Extracts from a graphics dataset:
Start of Block

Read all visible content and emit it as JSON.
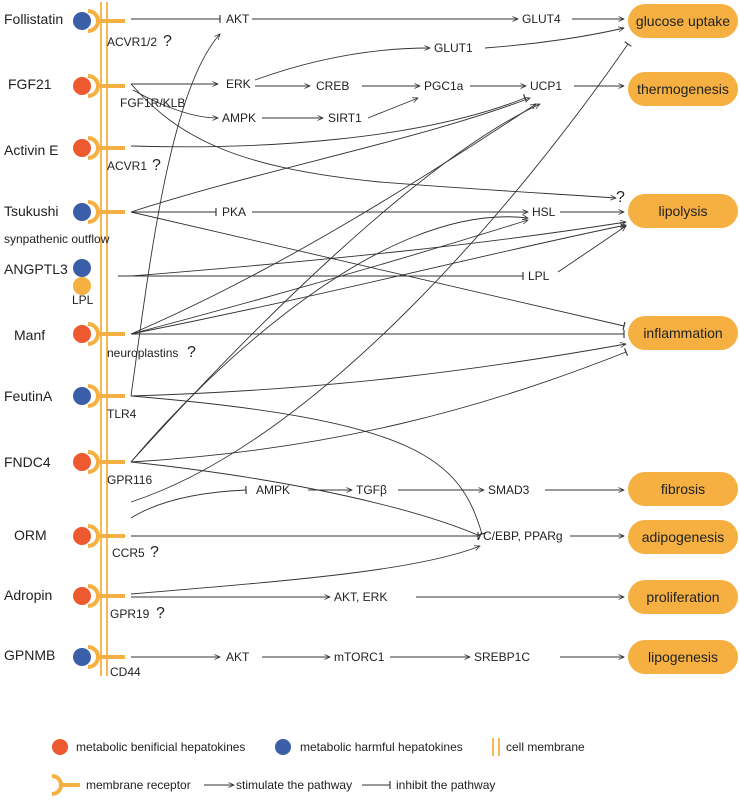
{
  "colors": {
    "beneficial": "#ee5a2f",
    "harmful": "#3a5ea8",
    "receptor": "#f5b041",
    "outcome_fill": "#f5b041",
    "membrane": "#f5b041",
    "question": "#e03a2a"
  },
  "hepatokines": [
    "Follistatin",
    "FGF21",
    "Activin E",
    "Tsukushi",
    "ANGPTL3",
    "Manf",
    "FeutinA",
    "FNDC4",
    "ORM",
    "Adropin",
    "GPNMB"
  ],
  "receptors": [
    "ACVR1/2",
    "FGF1R/KLB",
    "ACVR1",
    "synpathenic outflow",
    "LPL",
    "neuroplastins",
    "TLR4",
    "GPR116",
    "CCR5",
    "GPR19",
    "CD44"
  ],
  "question_mark": "?",
  "nodes": [
    "AKT",
    "GLUT4",
    "GLUT1",
    "ERK",
    "CREB",
    "PGC1a",
    "UCP1",
    "AMPK",
    "SIRT1",
    "PKA",
    "HSL",
    "LPL",
    "AMPK",
    "TGFβ",
    "SMAD3",
    "C/EBP, PPARg",
    "AKT, ERK",
    "AKT",
    "mTORC1",
    "SREBP1C"
  ],
  "outcomes": [
    "glucose uptake",
    "thermogenesis",
    "lipolysis",
    "inflammation",
    "fibrosis",
    "adipogenesis",
    "proliferation",
    "lipogenesis"
  ],
  "legend": {
    "beneficial": "metabolic benificial hepatokines",
    "harmful": "metabolic harmful hepatokines",
    "membrane": "cell membrane",
    "receptor": "membrane receptor",
    "stimulate": "stimulate the pathway",
    "inhibit": "inhibit the pathway"
  }
}
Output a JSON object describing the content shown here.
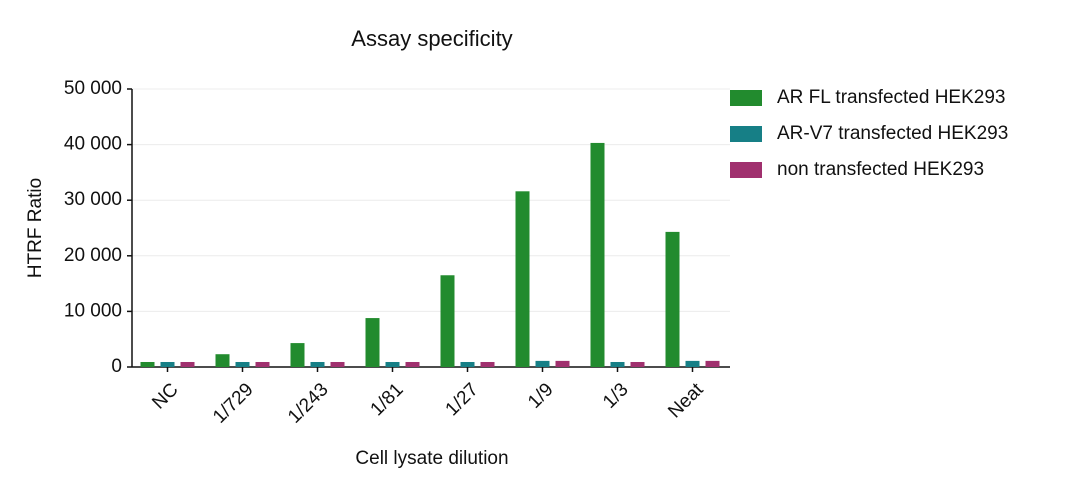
{
  "chart_data": {
    "type": "bar",
    "title": "Assay specificity",
    "x_label": "Cell lysate dilution",
    "y_label": "HTRF Ratio",
    "categories": [
      "NC",
      "1/729",
      "1/243",
      "1/81",
      "1/27",
      "1/9",
      "1/3",
      "Neat"
    ],
    "series": [
      {
        "name": "AR FL transfected HEK293",
        "color": "#228b2e",
        "values": [
          900,
          2300,
          4300,
          8800,
          16500,
          31600,
          40300,
          24300
        ]
      },
      {
        "name": "AR-V7 transfected HEK293",
        "color": "#167f86",
        "values": [
          900,
          900,
          900,
          900,
          900,
          1100,
          900,
          1100
        ]
      },
      {
        "name": "non transfected HEK293",
        "color": "#a0306e",
        "values": [
          900,
          900,
          900,
          900,
          900,
          1100,
          900,
          1100
        ]
      }
    ],
    "ylim": [
      0,
      50000
    ],
    "yticks": [
      0,
      {
        "value": 10000,
        "label": "10 000"
      },
      {
        "value": 20000,
        "label": "20 000"
      },
      {
        "value": 30000,
        "label": "30 000"
      },
      {
        "value": 40000,
        "label": "40 000"
      },
      {
        "value": 50000,
        "label": "50 000"
      }
    ],
    "grid": true,
    "legend": "right"
  }
}
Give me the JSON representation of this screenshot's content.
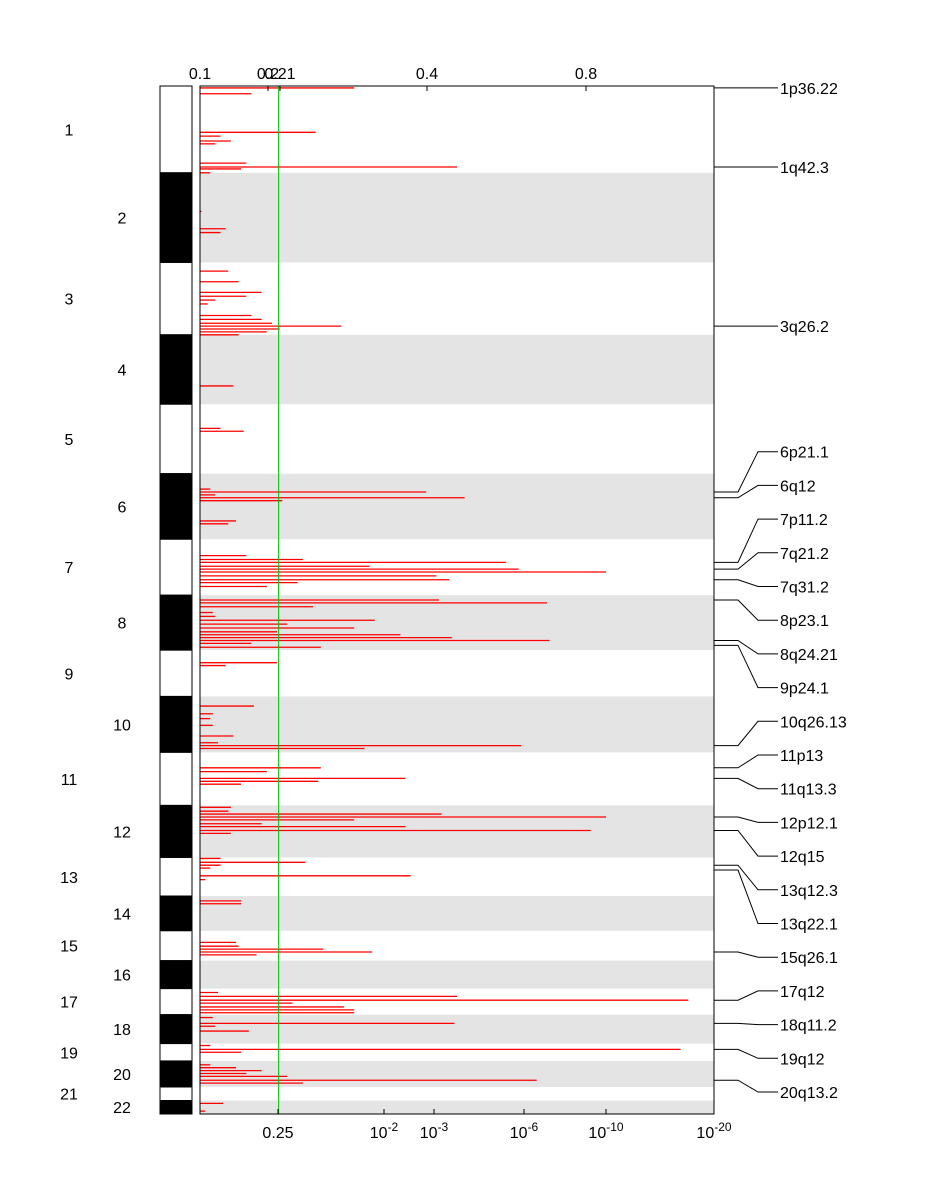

End of Block

* _Exercise_:
Each line of the data above should be reproduced without alteration, and no picture should appear in the copy.

* _Reply_:
Read all visible content and emit it as JSON.
{
  "colors": {
    "beneficial": "#ee5a2f",
    "harmful": "#3a5ea8",
    "receptor": "#f5b041",
    "outcome_fill": "#f5b041",
    "membrane": "#f5b041",
    "question": "#e03a2a"
  },
  "hepatokines": [
    "Follistatin",
    "FGF21",
    "Activin E",
    "Tsukushi",
    "ANGPTL3",
    "Manf",
    "FeutinA",
    "FNDC4",
    "ORM",
    "Adropin",
    "GPNMB"
  ],
  "receptors": [
    "ACVR1/2",
    "FGF1R/KLB",
    "ACVR1",
    "synpathenic outflow",
    "LPL",
    "neuroplastins",
    "TLR4",
    "GPR116",
    "CCR5",
    "GPR19",
    "CD44"
  ],
  "question_mark": "?",
  "nodes": [
    "AKT",
    "GLUT4",
    "GLUT1",
    "ERK",
    "CREB",
    "PGC1a",
    "UCP1",
    "AMPK",
    "SIRT1",
    "PKA",
    "HSL",
    "LPL",
    "AMPK",
    "TGFβ",
    "SMAD3",
    "C/EBP, PPARg",
    "AKT, ERK",
    "AKT",
    "mTORC1",
    "SREBP1C"
  ],
  "outcomes": [
    "glucose uptake",
    "thermogenesis",
    "lipolysis",
    "inflammation",
    "fibrosis",
    "adipogenesis",
    "proliferation",
    "lipogenesis"
  ],
  "legend": {
    "beneficial": "metabolic benificial hepatokines",
    "harmful": "metabolic harmful hepatokines",
    "membrane": "cell membrane",
    "receptor": "membrane receptor",
    "stimulate": "stimulate the pathway",
    "inhibit": "inhibit the pathway"
  }
}
Output a JSON object describing the content shown here.
{
  "chart_data": {
    "type": "bar",
    "title": "Assay specificity",
    "x_label": "Cell lysate dilution",
    "y_label": "HTRF Ratio",
    "categories": [
      "NC",
      "1/729",
      "1/243",
      "1/81",
      "1/27",
      "1/9",
      "1/3",
      "Neat"
    ],
    "series": [
      {
        "name": "AR FL transfected HEK293",
        "color": "#228b2e",
        "values": [
          900,
          2300,
          4300,
          8800,
          16500,
          31600,
          40300,
          24300
        ]
      },
      {
        "name": "AR-V7 transfected HEK293",
        "color": "#167f86",
        "values": [
          900,
          900,
          900,
          900,
          900,
          1100,
          900,
          1100
        ]
      },
      {
        "name": "non transfected HEK293",
        "color": "#a0306e",
        "values": [
          900,
          900,
          900,
          900,
          900,
          1100,
          900,
          1100
        ]
      }
    ],
    "ylim": [
      0,
      50000
    ],
    "yticks": [
      0,
      {
        "value": 10000,
        "label": "10 000"
      },
      {
        "value": 20000,
        "label": "20 000"
      },
      {
        "value": 30000,
        "label": "30 000"
      },
      {
        "value": 40000,
        "label": "40 000"
      },
      {
        "value": 50000,
        "label": "50 000"
      }
    ],
    "grid": true,
    "legend": "right"
  }
}
Give me the JSON representation of this screenshot's content.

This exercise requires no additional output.